** start Data provided **

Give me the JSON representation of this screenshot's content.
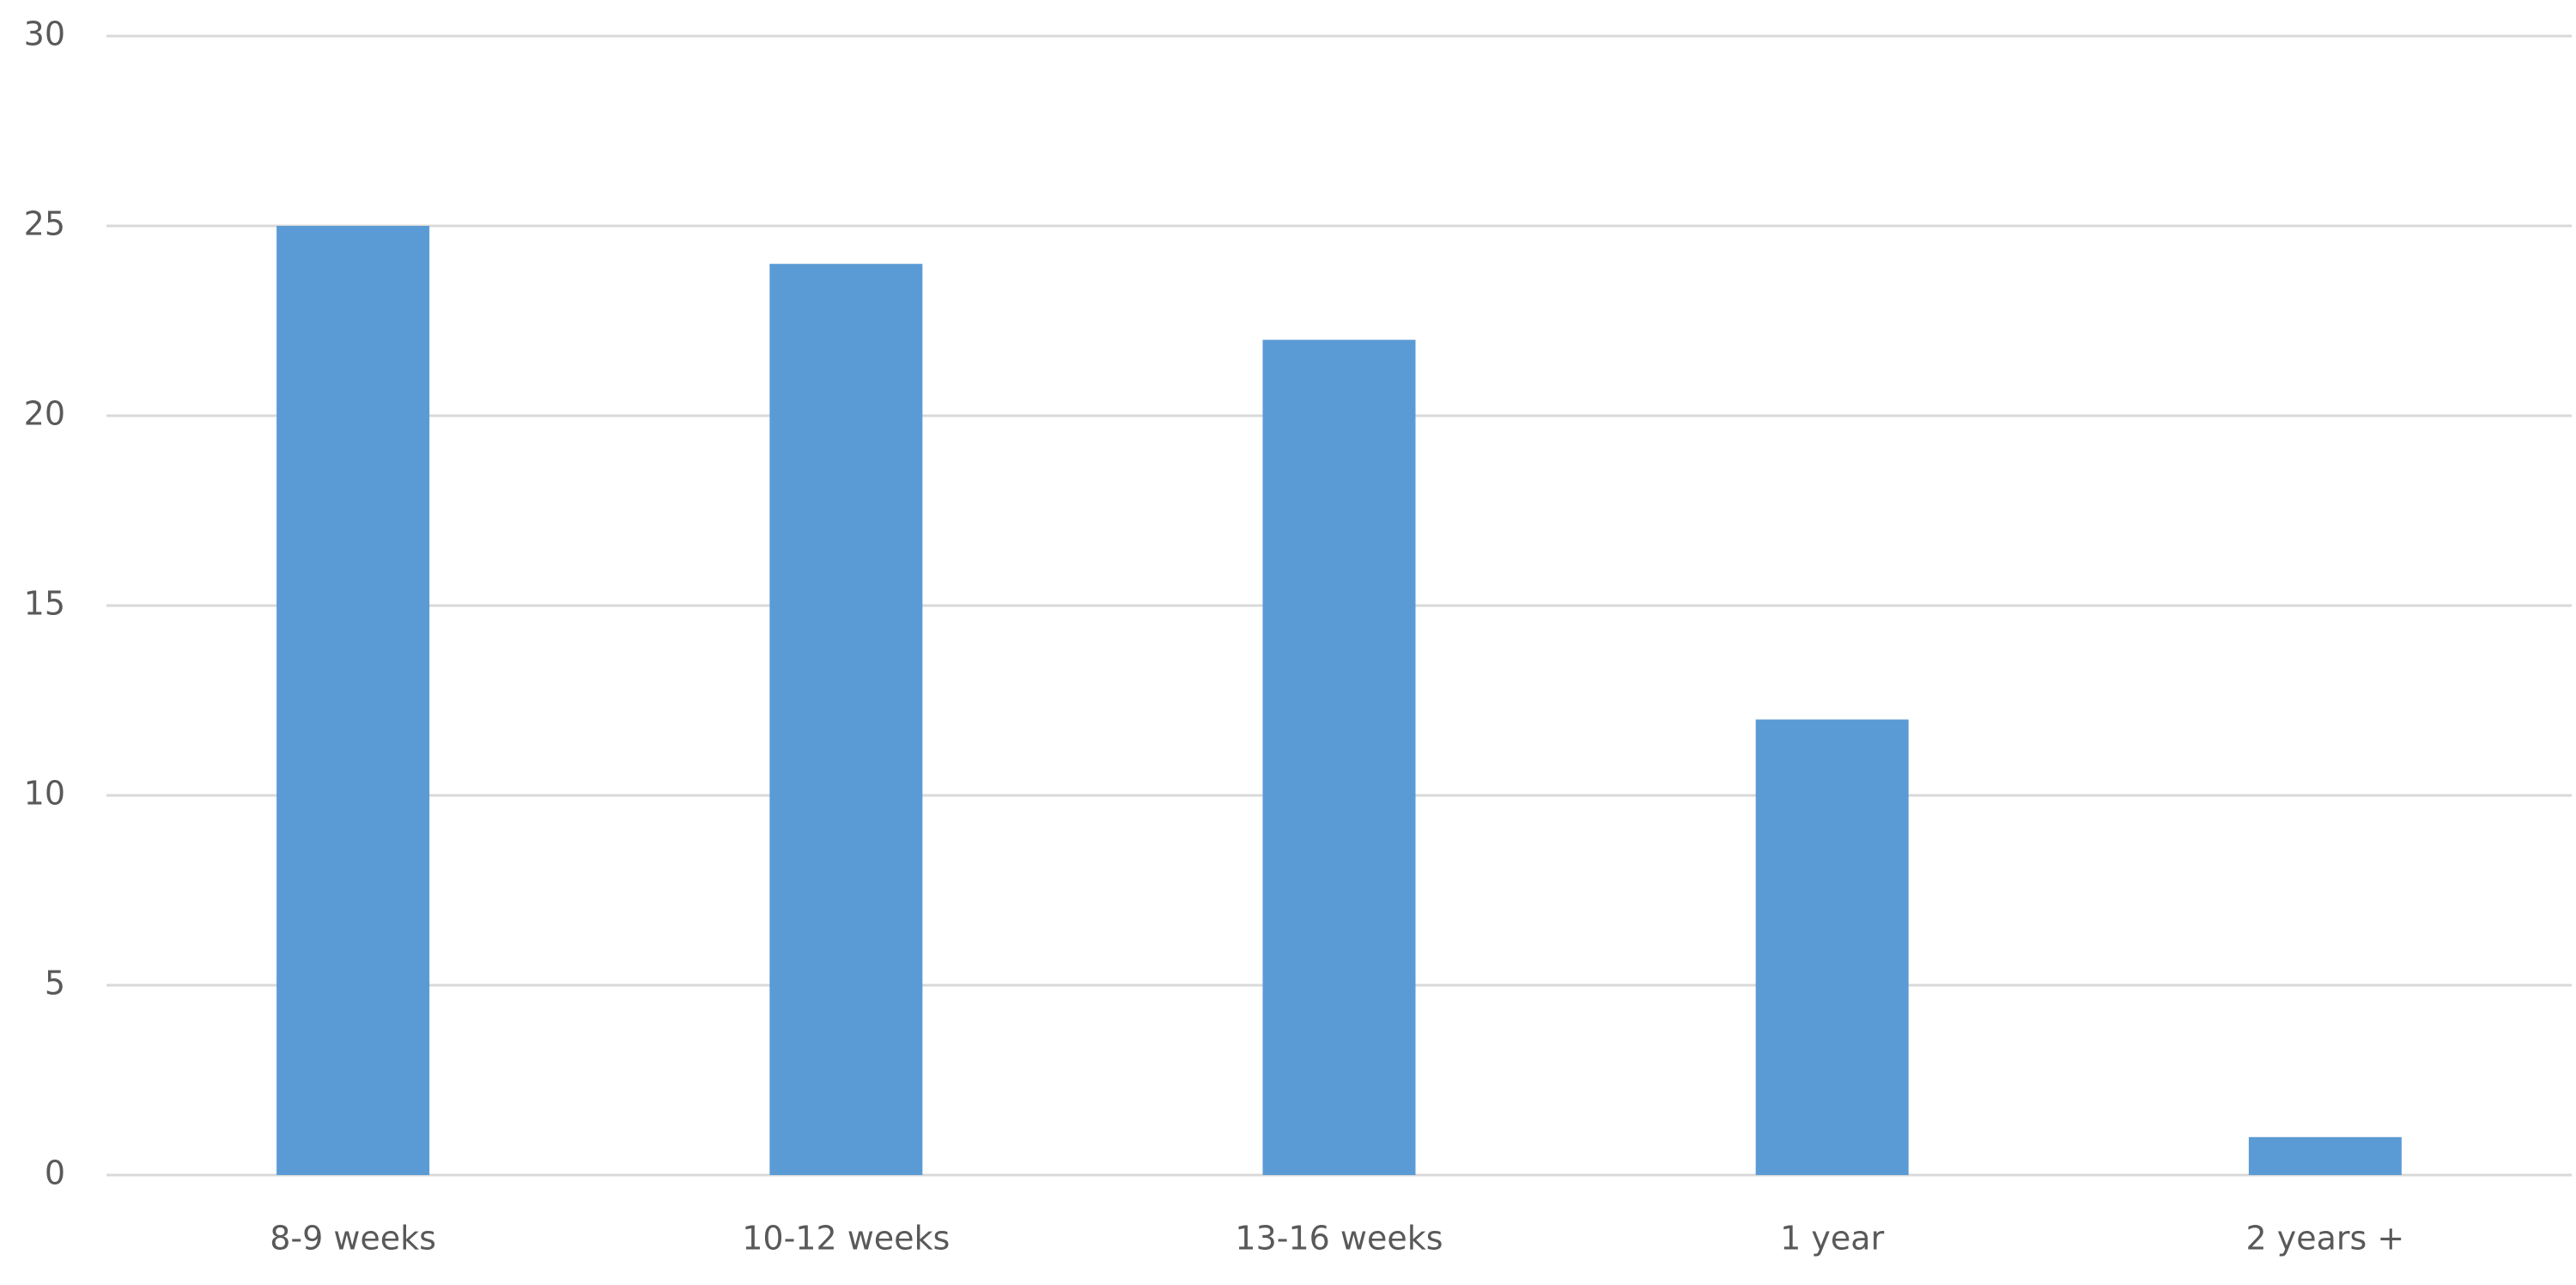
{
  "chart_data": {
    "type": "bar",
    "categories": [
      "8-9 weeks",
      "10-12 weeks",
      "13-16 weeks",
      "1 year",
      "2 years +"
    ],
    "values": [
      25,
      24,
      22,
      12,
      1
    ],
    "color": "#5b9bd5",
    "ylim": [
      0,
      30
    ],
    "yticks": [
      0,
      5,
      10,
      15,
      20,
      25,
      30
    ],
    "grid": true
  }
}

** end Data provided **

- **Task brief**
The entries above are to be returned exactly, without their pictures.

- **Solution for this task**
Give me the JSON representation of this screenshot's content.
{
  "chart_data": {
    "type": "bar",
    "categories": [
      "8-9 weeks",
      "10-12 weeks",
      "13-16 weeks",
      "1 year",
      "2 years +"
    ],
    "values": [
      25,
      24,
      22,
      12,
      1
    ],
    "color": "#5b9bd5",
    "ylim": [
      0,
      30
    ],
    "yticks": [
      0,
      5,
      10,
      15,
      20,
      25,
      30
    ],
    "grid": true
  }
}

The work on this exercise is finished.